### [Supplied material]
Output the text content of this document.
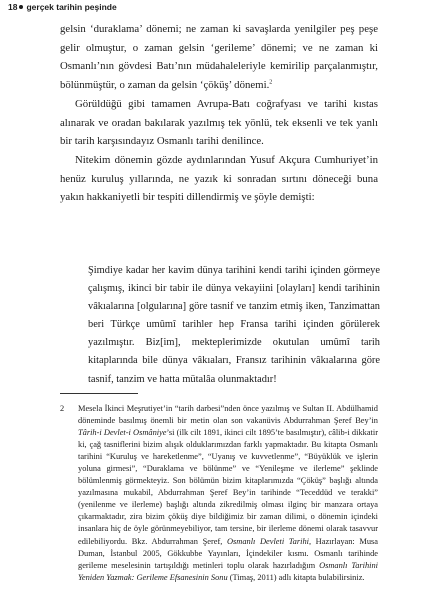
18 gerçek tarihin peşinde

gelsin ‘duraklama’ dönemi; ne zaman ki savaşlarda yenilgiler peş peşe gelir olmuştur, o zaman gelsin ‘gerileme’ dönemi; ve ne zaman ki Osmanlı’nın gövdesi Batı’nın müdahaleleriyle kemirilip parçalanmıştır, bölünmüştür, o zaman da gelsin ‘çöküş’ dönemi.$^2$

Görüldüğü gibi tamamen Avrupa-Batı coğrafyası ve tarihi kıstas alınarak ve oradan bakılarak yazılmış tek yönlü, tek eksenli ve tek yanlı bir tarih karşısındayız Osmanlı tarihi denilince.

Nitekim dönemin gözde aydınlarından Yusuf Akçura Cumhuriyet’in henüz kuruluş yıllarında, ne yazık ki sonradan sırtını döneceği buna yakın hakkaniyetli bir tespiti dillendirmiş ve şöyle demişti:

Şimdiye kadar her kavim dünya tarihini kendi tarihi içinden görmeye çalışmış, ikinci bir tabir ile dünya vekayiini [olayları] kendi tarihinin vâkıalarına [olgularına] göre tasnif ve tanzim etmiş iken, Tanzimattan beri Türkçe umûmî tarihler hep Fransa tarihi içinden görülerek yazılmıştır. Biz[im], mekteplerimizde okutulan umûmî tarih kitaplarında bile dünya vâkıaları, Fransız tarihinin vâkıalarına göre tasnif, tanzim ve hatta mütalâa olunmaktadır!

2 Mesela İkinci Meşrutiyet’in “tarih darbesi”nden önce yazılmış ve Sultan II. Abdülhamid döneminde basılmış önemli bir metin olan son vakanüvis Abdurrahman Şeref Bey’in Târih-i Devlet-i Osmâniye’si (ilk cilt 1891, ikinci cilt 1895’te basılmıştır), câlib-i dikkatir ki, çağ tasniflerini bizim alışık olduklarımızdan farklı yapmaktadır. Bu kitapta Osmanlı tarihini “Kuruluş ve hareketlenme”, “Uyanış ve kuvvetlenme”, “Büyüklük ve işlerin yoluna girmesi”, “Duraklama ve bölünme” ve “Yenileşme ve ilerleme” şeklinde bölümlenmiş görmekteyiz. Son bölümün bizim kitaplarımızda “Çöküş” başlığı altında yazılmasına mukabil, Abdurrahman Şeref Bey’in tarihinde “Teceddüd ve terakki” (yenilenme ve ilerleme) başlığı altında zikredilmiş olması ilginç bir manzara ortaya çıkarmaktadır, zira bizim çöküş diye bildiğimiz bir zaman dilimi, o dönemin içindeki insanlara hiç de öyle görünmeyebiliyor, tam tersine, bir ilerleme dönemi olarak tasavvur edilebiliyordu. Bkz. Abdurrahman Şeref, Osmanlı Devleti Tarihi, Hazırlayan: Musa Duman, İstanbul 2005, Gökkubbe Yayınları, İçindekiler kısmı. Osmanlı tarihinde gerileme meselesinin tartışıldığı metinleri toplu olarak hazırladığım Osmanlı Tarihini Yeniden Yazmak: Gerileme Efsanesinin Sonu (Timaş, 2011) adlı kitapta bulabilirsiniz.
---
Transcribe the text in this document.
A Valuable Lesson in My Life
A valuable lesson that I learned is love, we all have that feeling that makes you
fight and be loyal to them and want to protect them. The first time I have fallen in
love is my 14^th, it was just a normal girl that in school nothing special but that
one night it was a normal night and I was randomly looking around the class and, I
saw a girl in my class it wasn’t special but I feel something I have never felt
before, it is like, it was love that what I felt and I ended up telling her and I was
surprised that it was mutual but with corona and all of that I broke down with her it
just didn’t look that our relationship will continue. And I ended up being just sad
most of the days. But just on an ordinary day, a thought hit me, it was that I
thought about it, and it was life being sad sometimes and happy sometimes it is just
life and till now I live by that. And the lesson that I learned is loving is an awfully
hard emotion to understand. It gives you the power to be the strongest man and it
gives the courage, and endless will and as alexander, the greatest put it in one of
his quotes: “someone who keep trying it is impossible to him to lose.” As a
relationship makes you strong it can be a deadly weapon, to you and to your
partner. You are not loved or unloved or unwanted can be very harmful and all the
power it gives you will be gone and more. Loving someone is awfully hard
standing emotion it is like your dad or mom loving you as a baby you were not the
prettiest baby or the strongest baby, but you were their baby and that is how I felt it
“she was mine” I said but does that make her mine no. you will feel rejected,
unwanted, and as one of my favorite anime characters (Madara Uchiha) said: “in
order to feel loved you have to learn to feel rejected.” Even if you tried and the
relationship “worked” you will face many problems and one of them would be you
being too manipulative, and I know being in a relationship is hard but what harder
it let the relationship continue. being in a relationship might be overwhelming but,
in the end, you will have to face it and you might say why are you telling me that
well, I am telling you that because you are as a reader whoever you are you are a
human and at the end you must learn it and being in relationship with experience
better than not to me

### [Exercise objective]
Within the listing above, copy each line that has the string "ended".

### [Reply to the exercise]
before, it is like, it was love that what I felt and I ended up telling her and I was
just didn’t look that our relationship will continue. And I ended up being just sad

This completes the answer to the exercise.